(Information given)

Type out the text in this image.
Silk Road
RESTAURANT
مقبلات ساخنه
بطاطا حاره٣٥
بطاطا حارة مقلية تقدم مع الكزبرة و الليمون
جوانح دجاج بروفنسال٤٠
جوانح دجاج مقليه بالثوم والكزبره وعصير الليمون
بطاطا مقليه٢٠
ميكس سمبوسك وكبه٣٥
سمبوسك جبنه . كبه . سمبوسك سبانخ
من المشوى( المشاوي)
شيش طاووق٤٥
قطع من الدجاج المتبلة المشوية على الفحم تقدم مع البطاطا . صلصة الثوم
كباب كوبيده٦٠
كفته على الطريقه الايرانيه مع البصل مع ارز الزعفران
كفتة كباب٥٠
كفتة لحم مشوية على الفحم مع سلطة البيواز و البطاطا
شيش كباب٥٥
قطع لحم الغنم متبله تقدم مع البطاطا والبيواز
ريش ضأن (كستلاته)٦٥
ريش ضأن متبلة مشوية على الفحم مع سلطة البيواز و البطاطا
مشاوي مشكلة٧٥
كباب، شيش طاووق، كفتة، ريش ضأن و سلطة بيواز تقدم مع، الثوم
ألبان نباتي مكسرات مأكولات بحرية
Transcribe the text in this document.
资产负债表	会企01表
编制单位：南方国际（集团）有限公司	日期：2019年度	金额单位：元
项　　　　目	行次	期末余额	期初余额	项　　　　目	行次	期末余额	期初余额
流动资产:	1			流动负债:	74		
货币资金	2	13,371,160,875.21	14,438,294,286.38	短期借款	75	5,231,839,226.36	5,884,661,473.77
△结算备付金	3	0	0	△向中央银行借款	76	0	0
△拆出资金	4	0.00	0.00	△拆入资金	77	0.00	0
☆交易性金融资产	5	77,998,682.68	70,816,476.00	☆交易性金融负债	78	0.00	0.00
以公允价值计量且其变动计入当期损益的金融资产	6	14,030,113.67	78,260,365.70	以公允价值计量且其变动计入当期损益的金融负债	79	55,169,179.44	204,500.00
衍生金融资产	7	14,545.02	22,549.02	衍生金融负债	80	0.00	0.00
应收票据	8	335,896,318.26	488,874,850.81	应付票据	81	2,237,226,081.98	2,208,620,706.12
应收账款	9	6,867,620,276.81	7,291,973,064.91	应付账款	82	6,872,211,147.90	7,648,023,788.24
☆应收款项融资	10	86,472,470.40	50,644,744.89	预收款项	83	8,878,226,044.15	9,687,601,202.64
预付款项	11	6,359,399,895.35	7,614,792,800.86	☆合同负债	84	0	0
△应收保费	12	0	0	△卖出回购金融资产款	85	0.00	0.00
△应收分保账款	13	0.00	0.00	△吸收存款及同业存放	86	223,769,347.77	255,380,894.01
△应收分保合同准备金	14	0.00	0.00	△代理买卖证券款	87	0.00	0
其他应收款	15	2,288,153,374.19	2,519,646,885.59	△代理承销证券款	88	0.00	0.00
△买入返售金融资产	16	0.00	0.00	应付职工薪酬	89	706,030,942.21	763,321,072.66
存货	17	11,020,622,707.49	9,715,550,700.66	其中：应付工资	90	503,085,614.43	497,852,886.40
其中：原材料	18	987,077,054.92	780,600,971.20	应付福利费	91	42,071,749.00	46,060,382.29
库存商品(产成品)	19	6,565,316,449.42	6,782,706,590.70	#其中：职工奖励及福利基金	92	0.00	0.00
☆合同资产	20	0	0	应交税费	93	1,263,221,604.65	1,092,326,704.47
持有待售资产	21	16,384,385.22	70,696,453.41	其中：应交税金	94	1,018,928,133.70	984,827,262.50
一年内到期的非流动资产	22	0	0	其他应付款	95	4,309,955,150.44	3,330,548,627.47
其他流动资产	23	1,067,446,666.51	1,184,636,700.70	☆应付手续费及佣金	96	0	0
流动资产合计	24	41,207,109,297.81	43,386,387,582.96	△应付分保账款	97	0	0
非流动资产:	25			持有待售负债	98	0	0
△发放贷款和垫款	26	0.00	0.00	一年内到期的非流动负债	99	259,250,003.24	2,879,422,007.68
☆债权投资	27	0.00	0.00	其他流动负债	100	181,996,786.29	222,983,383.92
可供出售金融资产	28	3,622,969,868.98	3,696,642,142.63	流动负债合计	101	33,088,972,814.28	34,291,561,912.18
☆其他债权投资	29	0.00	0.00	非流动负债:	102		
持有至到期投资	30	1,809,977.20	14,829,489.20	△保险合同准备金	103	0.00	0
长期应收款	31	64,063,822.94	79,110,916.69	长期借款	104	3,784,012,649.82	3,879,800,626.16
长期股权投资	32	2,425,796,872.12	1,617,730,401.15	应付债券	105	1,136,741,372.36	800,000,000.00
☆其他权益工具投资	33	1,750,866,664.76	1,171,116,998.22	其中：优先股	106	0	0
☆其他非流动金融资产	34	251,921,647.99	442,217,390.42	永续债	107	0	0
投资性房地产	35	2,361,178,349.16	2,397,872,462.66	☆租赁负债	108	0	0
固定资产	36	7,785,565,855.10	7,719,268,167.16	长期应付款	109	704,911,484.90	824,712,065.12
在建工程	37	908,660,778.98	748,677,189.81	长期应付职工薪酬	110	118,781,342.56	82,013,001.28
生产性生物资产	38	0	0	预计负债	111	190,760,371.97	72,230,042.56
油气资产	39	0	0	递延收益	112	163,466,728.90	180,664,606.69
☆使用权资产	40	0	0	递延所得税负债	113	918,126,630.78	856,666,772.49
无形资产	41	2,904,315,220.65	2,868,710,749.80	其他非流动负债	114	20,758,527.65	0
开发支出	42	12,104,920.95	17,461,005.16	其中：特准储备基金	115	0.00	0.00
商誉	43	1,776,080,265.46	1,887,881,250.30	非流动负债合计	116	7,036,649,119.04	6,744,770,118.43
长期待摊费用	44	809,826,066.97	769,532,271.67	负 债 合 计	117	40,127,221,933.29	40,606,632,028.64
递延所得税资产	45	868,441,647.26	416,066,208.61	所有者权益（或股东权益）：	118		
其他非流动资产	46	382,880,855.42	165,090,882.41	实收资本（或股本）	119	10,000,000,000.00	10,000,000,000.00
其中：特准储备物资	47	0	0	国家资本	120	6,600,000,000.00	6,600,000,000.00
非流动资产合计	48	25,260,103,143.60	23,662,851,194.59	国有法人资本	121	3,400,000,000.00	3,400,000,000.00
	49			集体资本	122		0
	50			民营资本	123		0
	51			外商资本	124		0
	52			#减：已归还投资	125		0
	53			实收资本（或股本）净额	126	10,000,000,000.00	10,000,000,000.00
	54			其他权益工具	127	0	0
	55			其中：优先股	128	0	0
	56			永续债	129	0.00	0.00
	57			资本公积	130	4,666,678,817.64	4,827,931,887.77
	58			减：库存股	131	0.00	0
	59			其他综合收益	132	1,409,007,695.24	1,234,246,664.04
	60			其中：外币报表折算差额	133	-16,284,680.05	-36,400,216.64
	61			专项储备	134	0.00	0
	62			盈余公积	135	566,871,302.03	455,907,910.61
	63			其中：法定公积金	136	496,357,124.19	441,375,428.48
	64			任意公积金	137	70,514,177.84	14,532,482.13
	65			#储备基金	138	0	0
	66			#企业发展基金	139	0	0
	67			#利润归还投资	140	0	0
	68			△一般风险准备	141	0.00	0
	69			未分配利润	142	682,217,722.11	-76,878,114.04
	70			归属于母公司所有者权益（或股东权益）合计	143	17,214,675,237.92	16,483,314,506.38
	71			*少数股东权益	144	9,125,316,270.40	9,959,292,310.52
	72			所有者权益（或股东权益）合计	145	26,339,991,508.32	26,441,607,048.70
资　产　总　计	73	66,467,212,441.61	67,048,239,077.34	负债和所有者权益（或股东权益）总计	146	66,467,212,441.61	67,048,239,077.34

(What you should do) Output all of the data again, exactly.

(Result for this task)
Type out the text in this image.
Silk Road
RESTAURANT
مقبلات ساخنه
بطاطا حاره٣٥
بطاطا حارة مقلية تقدم مع الكزبرة و الليمون
جوانح دجاج بروفنسال٤٠
جوانح دجاج مقليه بالثوم والكزبره وعصير الليمون
بطاطا مقليه٢٠
ميكس سمبوسك وكبه٣٥
سمبوسك جبنه . كبه . سمبوسك سبانخ
من المشوى( المشاوي)
شيش طاووق٤٥
قطع من الدجاج المتبلة المشوية على الفحم تقدم مع البطاطا . صلصة الثوم
كباب كوبيده٦٠
كفته على الطريقه الايرانيه مع البصل مع ارز الزعفران
كفتة كباب٥٠
كفتة لحم مشوية على الفحم مع سلطة البيواز و البطاطا
شيش كباب٥٥
قطع لحم الغنم متبله تقدم مع البطاطا والبيواز
ريش ضأن (كستلاته)٦٥
ريش ضأن متبلة مشوية على الفحم مع سلطة البيواز و البطاطا
مشاوي مشكلة٧٥
كباب، شيش طاووق، كفتة، ريش ضأن و سلطة بيواز تقدم مع، الثوم
ألبان نباتي مكسرات مأكولات بحرية
Transcribe the text in this document.
资产负债表	会企01表
编制单位：南方国际（集团）有限公司	日期：2019年度	金额单位：元
项　　　　目	行次	期末余额	期初余额	项　　　　目	行次	期末余额	期初余额
流动资产:	1			流动负债:	74		
货币资金	2	13,371,160,875.21	14,438,294,286.38	短期借款	75	5,231,839,226.36	5,884,661,473.77
△结算备付金	3	0	0	△向中央银行借款	76	0	0
△拆出资金	4	0.00	0.00	△拆入资金	77	0.00	0
☆交易性金融资产	5	77,998,682.68	70,816,476.00	☆交易性金融负债	78	0.00	0.00
以公允价值计量且其变动计入当期损益的金融资产	6	14,030,113.67	78,260,365.70	以公允价值计量且其变动计入当期损益的金融负债	79	55,169,179.44	204,500.00
衍生金融资产	7	14,545.02	22,549.02	衍生金融负债	80	0.00	0.00
应收票据	8	335,896,318.26	488,874,850.81	应付票据	81	2,237,226,081.98	2,208,620,706.12
应收账款	9	6,867,620,276.81	7,291,973,064.91	应付账款	82	6,872,211,147.90	7,648,023,788.24
☆应收款项融资	10	86,472,470.40	50,644,744.89	预收款项	83	8,878,226,044.15	9,687,601,202.64
预付款项	11	6,359,399,895.35	7,614,792,800.86	☆合同负债	84	0	0
△应收保费	12	0	0	△卖出回购金融资产款	85	0.00	0.00
△应收分保账款	13	0.00	0.00	△吸收存款及同业存放	86	223,769,347.77	255,380,894.01
△应收分保合同准备金	14	0.00	0.00	△代理买卖证券款	87	0.00	0
其他应收款	15	2,288,153,374.19	2,519,646,885.59	△代理承销证券款	88	0.00	0.00
△买入返售金融资产	16	0.00	0.00	应付职工薪酬	89	706,030,942.21	763,321,072.66
存货	17	11,020,622,707.49	9,715,550,700.66	其中：应付工资	90	503,085,614.43	497,852,886.40
其中：原材料	18	987,077,054.92	780,600,971.20	应付福利费	91	42,071,749.00	46,060,382.29
库存商品(产成品)	19	6,565,316,449.42	6,782,706,590.70	#其中：职工奖励及福利基金	92	0.00	0.00
☆合同资产	20	0	0	应交税费	93	1,263,221,604.65	1,092,326,704.47
持有待售资产	21	16,384,385.22	70,696,453.41	其中：应交税金	94	1,018,928,133.70	984,827,262.50
一年内到期的非流动资产	22	0	0	其他应付款	95	4,309,955,150.44	3,330,548,627.47
其他流动资产	23	1,067,446,666.51	1,184,636,700.70	☆应付手续费及佣金	96	0	0
流动资产合计	24	41,207,109,297.81	43,386,387,582.96	△应付分保账款	97	0	0
非流动资产:	25			持有待售负债	98	0	0
△发放贷款和垫款	26	0.00	0.00	一年内到期的非流动负债	99	259,250,003.24	2,879,422,007.68
☆债权投资	27	0.00	0.00	其他流动负债	100	181,996,786.29	222,983,383.92
可供出售金融资产	28	3,622,969,868.98	3,696,642,142.63	流动负债合计	101	33,088,972,814.28	34,291,561,912.18
☆其他债权投资	29	0.00	0.00	非流动负债:	102		
持有至到期投资	30	1,809,977.20	14,829,489.20	△保险合同准备金	103	0.00	0
长期应收款	31	64,063,822.94	79,110,916.69	长期借款	104	3,784,012,649.82	3,879,800,626.16
长期股权投资	32	2,425,796,872.12	1,617,730,401.15	应付债券	105	1,136,741,372.36	800,000,000.00
☆其他权益工具投资	33	1,750,866,664.76	1,171,116,998.22	其中：优先股	106	0	0
☆其他非流动金融资产	34	251,921,647.99	442,217,390.42	永续债	107	0	0
投资性房地产	35	2,361,178,349.16	2,397,872,462.66	☆租赁负债	108	0	0
固定资产	36	7,785,565,855.10	7,719,268,167.16	长期应付款	109	704,911,484.90	824,712,065.12
在建工程	37	908,660,778.98	748,677,189.81	长期应付职工薪酬	110	118,781,342.56	82,013,001.28
生产性生物资产	38	0	0	预计负债	111	190,760,371.97	72,230,042.56
油气资产	39	0	0	递延收益	112	163,466,728.90	180,664,606.69
☆使用权资产	40	0	0	递延所得税负债	113	918,126,630.78	856,666,772.49
无形资产	41	2,904,315,220.65	2,868,710,749.80	其他非流动负债	114	20,758,527.65	0
开发支出	42	12,104,920.95	17,461,005.16	其中：特准储备基金	115	0.00	0.00
商誉	43	1,776,080,265.46	1,887,881,250.30	非流动负债合计	116	7,036,649,119.04	6,744,770,118.43
长期待摊费用	44	809,826,066.97	769,532,271.67	负 债 合 计	117	40,127,221,933.29	40,606,632,028.64
递延所得税资产	45	868,441,647.26	416,066,208.61	所有者权益（或股东权益）：	118		
其他非流动资产	46	382,880,855.42	165,090,882.41	实收资本（或股本）	119	10,000,000,000.00	10,000,000,000.00
其中：特准储备物资	47	0	0	国家资本	120	6,600,000,000.00	6,600,000,000.00
非流动资产合计	48	25,260,103,143.60	23,662,851,194.59	国有法人资本	121	3,400,000,000.00	3,400,000,000.00
	49			集体资本	122		0
	50			民营资本	123		0
	51			外商资本	124		0
	52			#减：已归还投资	125		0
	53			实收资本（或股本）净额	126	10,000,000,000.00	10,000,000,000.00
	54			其他权益工具	127	0	0
	55			其中：优先股	128	0	0
	56			永续债	129	0.00	0.00
	57			资本公积	130	4,666,678,817.64	4,827,931,887.77
	58			减：库存股	131	0.00	0
	59			其他综合收益	132	1,409,007,695.24	1,234,246,664.04
	60			其中：外币报表折算差额	133	-16,284,680.05	-36,400,216.64
	61			专项储备	134	0.00	0
	62			盈余公积	135	566,871,302.03	455,907,910.61
	63			其中：法定公积金	136	496,357,124.19	441,375,428.48
	64			任意公积金	137	70,514,177.84	14,532,482.13
	65			#储备基金	138	0	0
	66			#企业发展基金	139	0	0
	67			#利润归还投资	140	0	0
	68			△一般风险准备	141	0.00	0
	69			未分配利润	142	682,217,722.11	-76,878,114.04
	70			归属于母公司所有者权益（或股东权益）合计	143	17,214,675,237.92	16,483,314,506.38
	71			*少数股东权益	144	9,125,316,270.40	9,959,292,310.52
	72			所有者权益（或股东权益）合计	145	26,339,991,508.32	26,441,607,048.70
资　产　总　计	73	66,467,212,441.61	67,048,239,077.34	负债和所有者权益（或股东权益）总计	146	66,467,212,441.61	67,048,239,077.34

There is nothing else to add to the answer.